- REQUIRED WORK
Repeat exactly the lines below from the line that contains "Extract all readable text from this page." to the last line, inclusive, without the pictures.

- ENTRIES SUPPLIED
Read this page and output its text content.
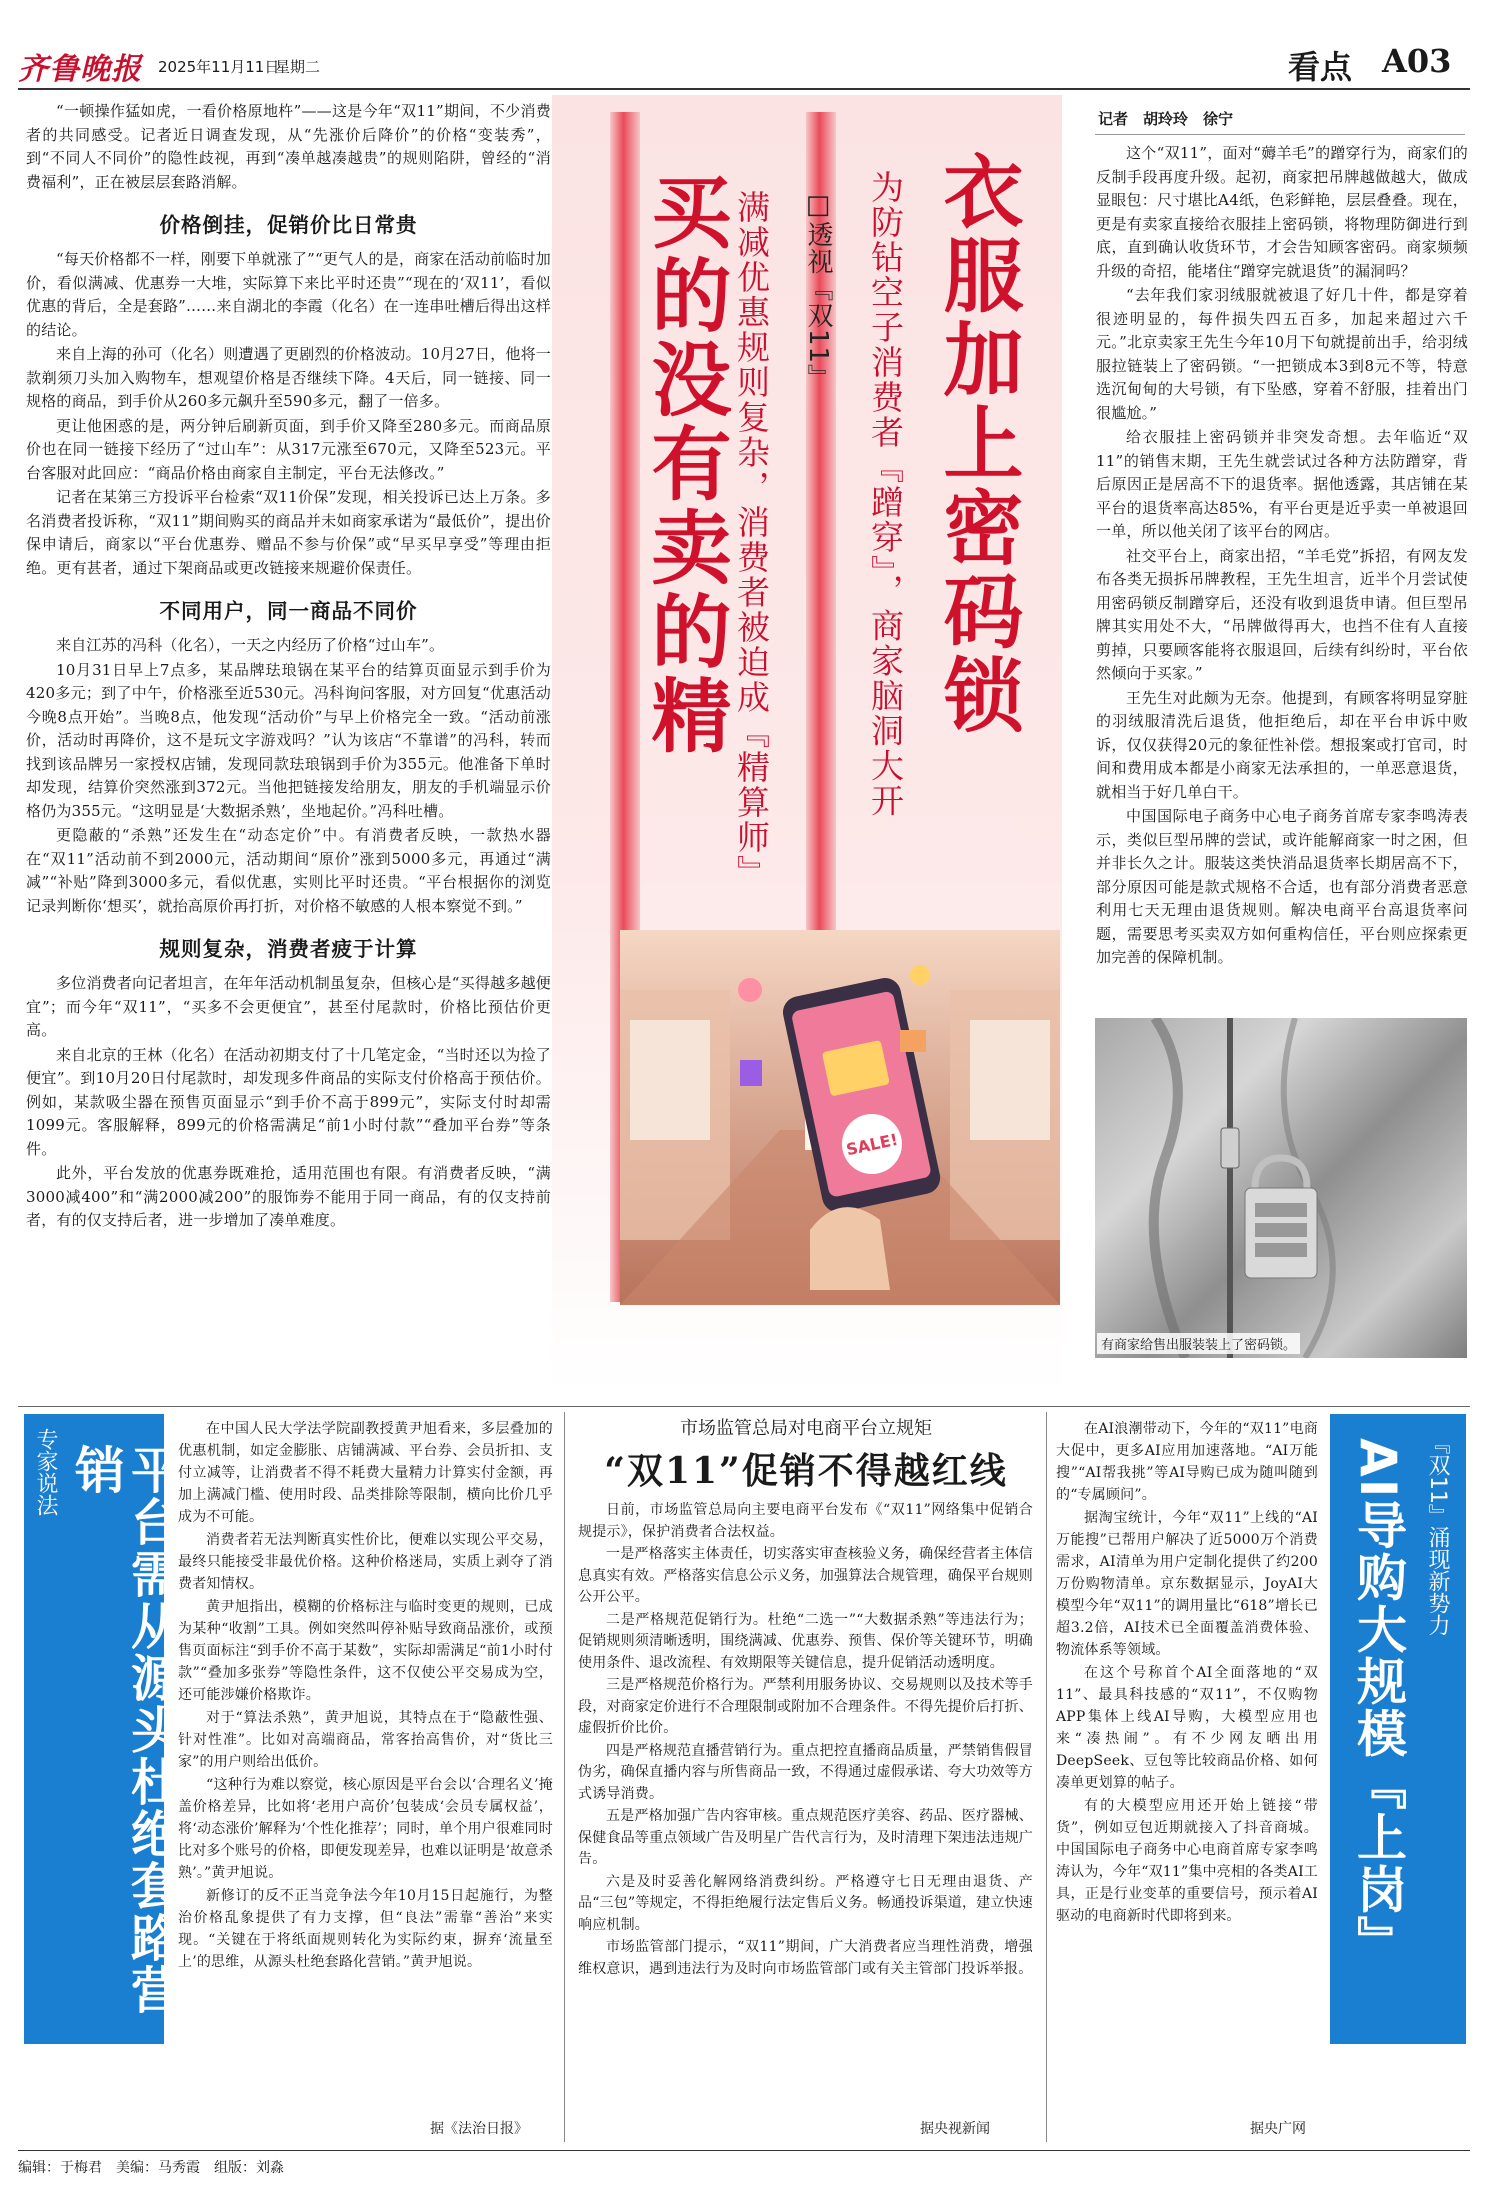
齐鲁晚报 2025年11月11日
星期二	看点 A03

“一顿操作猛如虎，一看价格原地杵”——这是今年“双11”期间，不少消费者的共同感受。记者近日调查发现，从“先涨价后降价”的价格“变装秀”，到“不同人不同价”的隐性歧视，再到“凑单越凑越贵”的规则陷阱，曾经的“消费福利”，正在被层层套路消解。

价格倒挂，促销价比日常贵

“每天价格都不一样，刚要下单就涨了”“更气人的是，商家在活动前临时加价，看似满减、优惠券一大堆，实际算下来比平时还贵”“现在的‘双11’，看似优惠的背后，全是套路”……来自湖北的李霞（化名）在一连串吐槽后得出这样的结论。

来自上海的孙可（化名）则遭遇了更剧烈的价格波动。10月27日，他将一款剃须刀头加入购物车，想观望价格是否继续下降。4天后，同一链接、同一规格的商品，到手价从260多元飙升至590多元，翻了一倍多。

更让他困惑的是，两分钟后刷新页面，到手价又降至280多元。而商品原价也在同一链接下经历了“过山车”：从317元涨至670元，又降至523元。平台客服对此回应：“商品价格由商家自主制定，平台无法修改。”

记者在某第三方投诉平台检索“双11价保”发现，相关投诉已达上万条。多名消费者投诉称，“双11”期间购买的商品并未如商家承诺为“最低价”，提出价保申请后，商家以“平台优惠券、赠品不参与价保”或“早买早享受”等理由拒绝。更有甚者，通过下架商品或更改链接来规避价保责任。

不同用户，同一商品不同价

来自江苏的冯科（化名），一天之内经历了价格“过山车”。

10月31日早上7点多，某品牌珐琅锅在某平台的结算页面显示到手价为420多元；到了中午，价格涨至近530元。冯科询问客服，对方回复“优惠活动今晚8点开始”。当晚8点，他发现“活动价”与早上价格完全一致。“活动前涨价，活动时再降价，这不是玩文字游戏吗？”认为该店“不靠谱”的冯科，转而找到该品牌另一家授权店铺，发现同款珐琅锅到手价为355元。他准备下单时却发现，结算价突然涨到372元。当他把链接发给朋友，朋友的手机端显示价格仍为355元。“这明显是‘大数据杀熟’，坐地起价。”冯科吐槽。

更隐蔽的“杀熟”还发生在“动态定价”中。有消费者反映，一款热水器在“双11”活动前不到2000元，活动期间“原价”涨到5000多元，再通过“满减”“补贴”降到3000多元，看似优惠，实则比平时还贵。“平台根据你的浏览记录判断你‘想买’，就抬高原价再打折，对价格不敏感的人根本察觉不到。”

规则复杂，消费者疲于计算

多位消费者向记者坦言，在年年活动机制虽复杂，但核心是“买得越多越便宜”；而今年“双11”，“买多不会更便宜”，甚至付尾款时，价格比预估价更高。

来自北京的王林（化名）在活动初期支付了十几笔定金，“当时还以为捡了便宜”。到10月20日付尾款时，却发现多件商品的实际支付价格高于预估价。例如，某款吸尘器在预售页面显示“到手价不高于899元”，实际支付时却需1099元。客服解释，899元的价格需满足“前1小时付款”“叠加平台券”等条件。

此外，平台发放的优惠券既难抢，适用范围也有限。有消费者反映，“满3000减400”和“满2000减200”的服饰券不能用于同一商品，有的仅支持前者，有的仅支持后者，进一步增加了凑单难度。

衣服加上密码锁
为防钻空子消费者『蹭穿』，商家脑洞大开
□透视『双11』
买的没有卖的精 满减优惠规则复杂，消费者被迫成『精算师』
SALE!
记者　胡玲玲　徐宁

这个“双11”，面对“薅羊毛”的蹭穿行为，商家们的反制手段再度升级。起初，商家把吊牌越做越大，做成显眼包：尺寸堪比A4纸，色彩鲜艳，层层叠叠。现在，更是有卖家直接给衣服挂上密码锁，将物理防御进行到底，直到确认收货环节，才会告知顾客密码。商家频频升级的奇招，能堵住“蹭穿完就退货”的漏洞吗？

“去年我们家羽绒服就被退了好几十件，都是穿着很迹明显的，每件损失四五百多，加起来超过六千元。”北京卖家王先生今年10月下旬就提前出手，给羽绒服拉链装上了密码锁。“一把锁成本3到8元不等，特意选沉甸甸的大号锁，有下坠感，穿着不舒服，挂着出门很尴尬。”

给衣服挂上密码锁并非突发奇想。去年临近“双11”的销售末期，王先生就尝试过各种方法防蹭穿，背后原因正是居高不下的退货率。据他透露，其店铺在某平台的退货率高达85%，有平台更是近乎卖一单被退回一单，所以他关闭了该平台的网店。

社交平台上，商家出招，“羊毛党”拆招，有网友发布各类无损拆吊牌教程，王先生坦言，近半个月尝试使用密码锁反制蹭穿后，还没有收到退货申请。但巨型吊牌其实用处不大，“吊牌做得再大，也挡不住有人直接剪掉，只要顾客能将衣服退回，后续有纠纷时，平台依然倾向于买家。”

王先生对此颇为无奈。他提到，有顾客将明显穿脏的羽绒服清洗后退货，他拒绝后，却在平台申诉中败诉，仅仅获得20元的象征性补偿。想报案或打官司，时间和费用成本都是小商家无法承担的，一单恶意退货，就相当于好几单白干。

中国国际电子商务中心电子商务首席专家李鸣涛表示，类似巨型吊牌的尝试，或许能解商家一时之困，但并非长久之计。服装这类快消品退货率长期居高不下，部分原因可能是款式规格不合适，也有部分消费者恶意利用七天无理由退货规则。解决电商平台高退货率问题，需要思考买卖双方如何重构信任，平台则应探索更加完善的保障机制。

有商家给售出服装装上了密码锁。
专家说法	平台需从源头杜绝套路营销

在中国人民大学法学院副教授黄尹旭看来，多层叠加的优惠机制，如定金膨胀、店铺满减、平台券、会员折扣、支付立减等，让消费者不得不耗费大量精力计算实付金额，再加上满减门槛、使用时段、品类排除等限制，横向比价几乎成为不可能。

消费者若无法判断真实性价比，便难以实现公平交易，最终只能接受非最优价格。这种价格迷局，实质上剥夺了消费者知情权。

黄尹旭指出，模糊的价格标注与临时变更的规则，已成为某种“收割”工具。例如突然叫停补贴导致商品涨价，或预售页面标注“到手价不高于某数”，实际却需满足“前1小时付款”“叠加多张券”等隐性条件，这不仅使公平交易成为空，还可能涉嫌价格欺诈。

对于“算法杀熟”，黄尹旭说，其特点在于“隐蔽性强、针对性准”。比如对高端商品，常客抬高售价，对“货比三家”的用户则给出低价。

“这种行为难以察觉，核心原因是平台会以‘合理名义’掩盖价格差异，比如将‘老用户高价’包装成‘会员专属权益’，将‘动态涨价’解释为‘个性化推荐’；同时，单个用户很难同时比对多个账号的价格，即便发现差异，也难以证明是‘故意杀熟’。”黄尹旭说。

新修订的反不正当竞争法今年10月15日起施行，为整治价格乱象提供了有力支撑，但“良法”需靠“善治”来实现。“关键在于将纸面规则转化为实际约束，摒弃‘流量至上’的思维，从源头杜绝套路化营销。”黄尹旭说。

据《法治日报》
市场监管总局对电商平台立规矩
“双11”促销不得越红线

日前，市场监管总局向主要电商平台发布《“双11”网络集中促销合规提示》，保护消费者合法权益。

一是严格落实主体责任，切实落实审查核验义务，确保经营者主体信息真实有效。严格落实信息公示义务，加强算法合规管理，确保平台规则公开公平。

二是严格规范促销行为。杜绝“二选一”“大数据杀熟”等违法行为；促销规则须清晰透明，围绕满减、优惠券、预售、保价等关键环节，明确使用条件、退改流程、有效期限等关键信息，提升促销活动透明度。

三是严格规范价格行为。严禁利用服务协议、交易规则以及技术等手段，对商家定价进行不合理限制或附加不合理条件。不得先提价后打折、虚假折价比价。

四是严格规范直播营销行为。重点把控直播商品质量，严禁销售假冒伪劣，确保直播内容与所售商品一致，不得通过虚假承诺、夸大功效等方式诱导消费。

五是严格加强广告内容审核。重点规范医疗美容、药品、医疗器械、保健食品等重点领域广告及明星广告代言行为，及时清理下架违法违规广告。

六是及时妥善化解网络消费纠纷。严格遵守七日无理由退货、产品“三包”等规定，不得拒绝履行法定售后义务。畅通投诉渠道，建立快速响应机制。

市场监管部门提示，“双11”期间，广大消费者应当理性消费，增强维权意识，遇到违法行为及时向市场监管部门或有关主管部门投诉举报。

据央视新闻

在AI浪潮带动下，今年的“双11”电商大促中，更多AI应用加速落地。“AI万能搜”“AI帮我挑”等AI导购已成为随叫随到的“专属顾问”。

据淘宝统计，今年“双11”上线的“AI万能搜”已帮用户解决了近5000万个消费需求，AI清单为用户定制化提供了约200万份购物清单。京东数据显示，JoyAI大模型今年“双11”的调用量比“618”增长已超3.2倍，AI技术已全面覆盖消费体验、物流体系等领域。

在这个号称首个AI全面落地的“双11”、最具科技感的“双11”，不仅购物APP集体上线AI导购，大模型应用也来“凑热闹”。有不少网友晒出用DeepSeek、豆包等比较商品价格、如何凑单更划算的帖子。

有的大模型应用还开始上链接“带货”，例如豆包近期就接入了抖音商城。中国国际电子商务中心电商首席专家李鸣涛认为，今年“双11”集中亮相的各类AI工具，正是行业变革的重要信号，预示着AI驱动的电商新时代即将到来。

据央广网
『双11』涌现新势力
AI导购大规模『上岗』
编辑：于梅君　美编：马秀霞　组版：刘淼
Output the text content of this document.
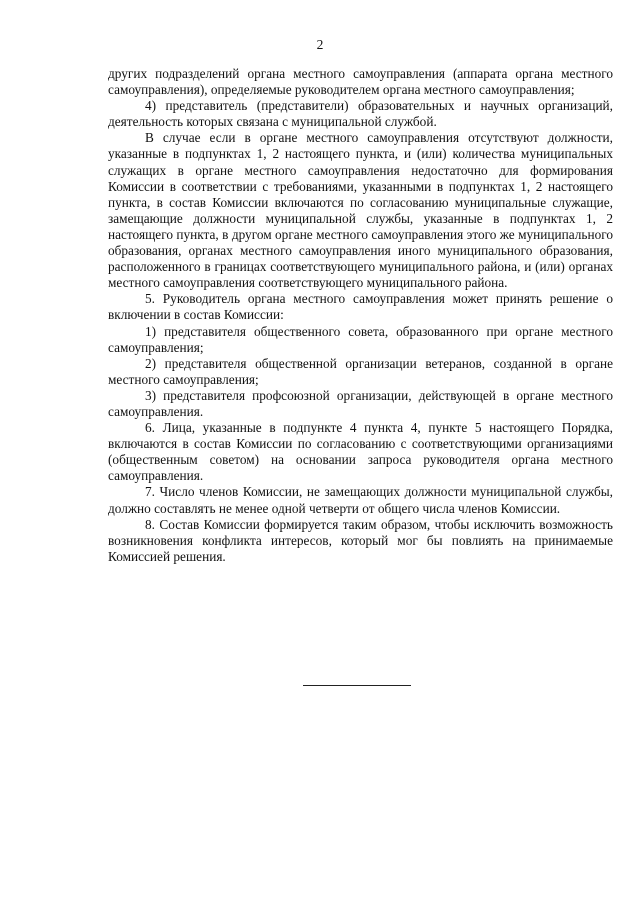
2

других подразделений органа местного самоуправления (аппарата органа местного самоуправления), определяемые руководителем органа местного самоуправления;

4) представитель (представители) образовательных и научных организаций, деятельность которых связана с муниципальной службой.

В случае если в органе местного самоуправления отсутствуют должности, указанные в подпунктах 1, 2 настоящего пункта, и (или) количества муниципальных служащих в органе местного самоуправления недостаточно для формирования Комиссии в соответствии с требованиями, указанными в подпунктах 1, 2 настоящего пункта, в состав Комиссии включаются по согласованию муниципальные служащие, замещающие должности муниципальной службы, указанные в подпунктах 1, 2 настоящего пункта, в другом органе местного самоуправления этого же муниципального образования, органах местного самоуправления иного муниципального образования, расположенного в границах соответствующего муниципального района, и (или) органах местного самоуправления соответствующего муниципального района.

5. Руководитель органа местного самоуправления может принять решение о включении в состав Комиссии:

1) представителя общественного совета, образованного при органе местного самоуправления;

2) представителя общественной организации ветеранов, созданной в органе местного самоуправления;

3) представителя профсоюзной организации, действующей в органе местного самоуправления.

6. Лица, указанные в подпункте 4 пункта 4, пункте 5 настоящего Порядка, включаются в состав Комиссии по согласованию с соответствующими организациями (общественным советом) на основании запроса руководителя органа местного самоуправления.

7. Число членов Комиссии, не замещающих должности муниципальной службы, должно составлять не менее одной четверти от общего числа членов Комиссии.

8. Состав Комиссии формируется таким образом, чтобы исключить возможность возникновения конфликта интересов, который мог бы повлиять на принимаемые Комиссией решения.
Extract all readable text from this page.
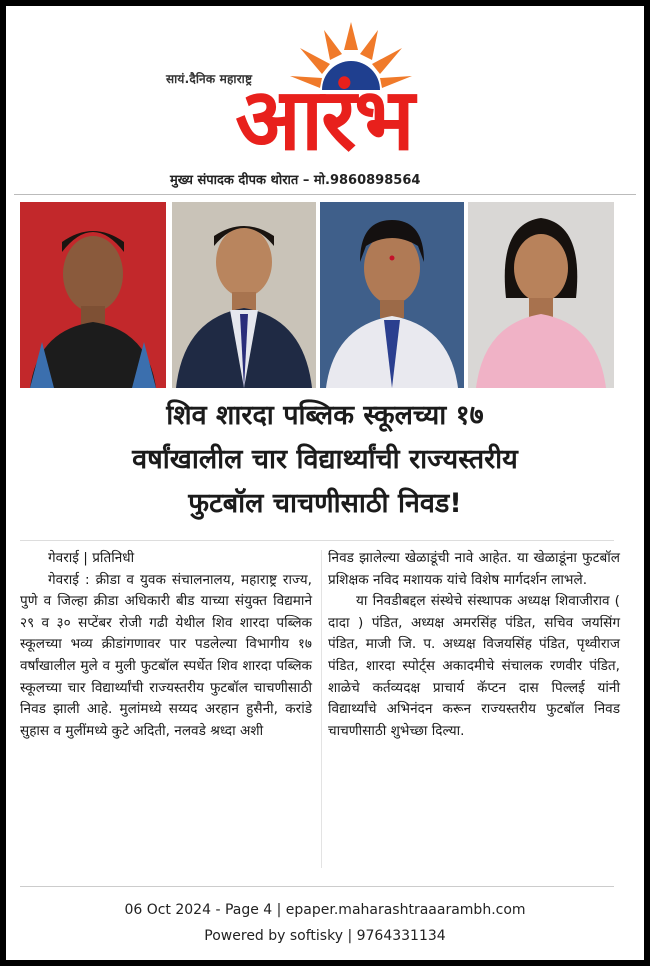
सायं.दैनिक महाराष्ट्र
आरंभ
मुख्य संपादक दीपक थोरात – मो.9860898564
शिव शारदा पब्लिक स्कूलच्या १७
वर्षांखालील चार विद्यार्थ्यांची राज्यस्तरीय
फुटबॉल चाचणीसाठी निवड!

गेवराई | प्रतिनिधी

गेवराई : क्रीडा व युवक संचालनालय, महाराष्ट्र राज्य, पुणे व जिल्हा क्रीडा अधिकारी बीड याच्या संयुक्त विद्यमाने २९ व ३० सप्टेंबर रोजी गढी येथील शिव शारदा पब्लिक स्कूलच्या भव्य क्रीडांगणावर पार पडलेल्या विभागीय १७ वर्षांखालील मुले व मुली फुटबॉल स्पर्धेत शिव शारदा पब्लिक स्कूलच्या चार विद्यार्थ्यांची राज्यस्तरीय फुटबॉल चाचणीसाठी निवड झाली आहे. मुलांमध्ये सय्यद अरहान हुसैनी, करांडे सुहास व मुलींमध्ये कुटे अदिती, नलवडे श्रध्दा अशी

निवड झालेल्या खेळाडूंची नावे आहेत. या खेळाडूंना फुटबॉल प्रशिक्षक नविद मशायक यांचे विशेष मार्गदर्शन लाभले.

या निवडीबद्दल संस्थेचे संस्थापक अध्यक्ष शिवाजीराव ( दादा ) पंडित, अध्यक्ष अमरसिंह पंडित, सचिव जयसिंग पंडित, माजी जि. प. अध्यक्ष विजयसिंह पंडित, पृथ्वीराज पंडित, शारदा स्पोर्ट्स अकादमीचे संचालक रणवीर पंडित, शाळेचे कर्तव्यदक्ष प्राचार्य कॅप्टन दास पिल्लई यांनी विद्यार्थ्यांचे अभिनंदन करून राज्यस्तरीय फुटबॉल निवड चाचणीसाठी शुभेच्छा दिल्या.

06 Oct 2024 - Page 4 | epaper.maharashtraaarambh.com
Powered by softisky | 9764331134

- RESULT OF THIS TASK
Extract all readable text from this page.
सायं.दैनिक महाराष्ट्र
आरंभ
मुख्य संपादक दीपक थोरात – मो.9860898564
शिव शारदा पब्लिक स्कूलच्या १७
वर्षांखालील चार विद्यार्थ्यांची राज्यस्तरीय
फुटबॉल चाचणीसाठी निवड!

गेवराई | प्रतिनिधी

गेवराई : क्रीडा व युवक संचालनालय, महाराष्ट्र राज्य, पुणे व जिल्हा क्रीडा अधिकारी बीड याच्या संयुक्त विद्यमाने २९ व ३० सप्टेंबर रोजी गढी येथील शिव शारदा पब्लिक स्कूलच्या भव्य क्रीडांगणावर पार पडलेल्या विभागीय १७ वर्षांखालील मुले व मुली फुटबॉल स्पर्धेत शिव शारदा पब्लिक स्कूलच्या चार विद्यार्थ्यांची राज्यस्तरीय फुटबॉल चाचणीसाठी निवड झाली आहे. मुलांमध्ये सय्यद अरहान हुसैनी, करांडे सुहास व मुलींमध्ये कुटे अदिती, नलवडे श्रध्दा अशी

निवड झालेल्या खेळाडूंची नावे आहेत. या खेळाडूंना फुटबॉल प्रशिक्षक नविद मशायक यांचे विशेष मार्गदर्शन लाभले.

या निवडीबद्दल संस्थेचे संस्थापक अध्यक्ष शिवाजीराव ( दादा ) पंडित, अध्यक्ष अमरसिंह पंडित, सचिव जयसिंग पंडित, माजी जि. प. अध्यक्ष विजयसिंह पंडित, पृथ्वीराज पंडित, शारदा स्पोर्ट्स अकादमीचे संचालक रणवीर पंडित, शाळेचे कर्तव्यदक्ष प्राचार्य कॅप्टन दास पिल्लई यांनी विद्यार्थ्यांचे अभिनंदन करून राज्यस्तरीय फुटबॉल निवड चाचणीसाठी शुभेच्छा दिल्या.

06 Oct 2024 - Page 4 | epaper.maharashtraaarambh.com
Powered by softisky | 9764331134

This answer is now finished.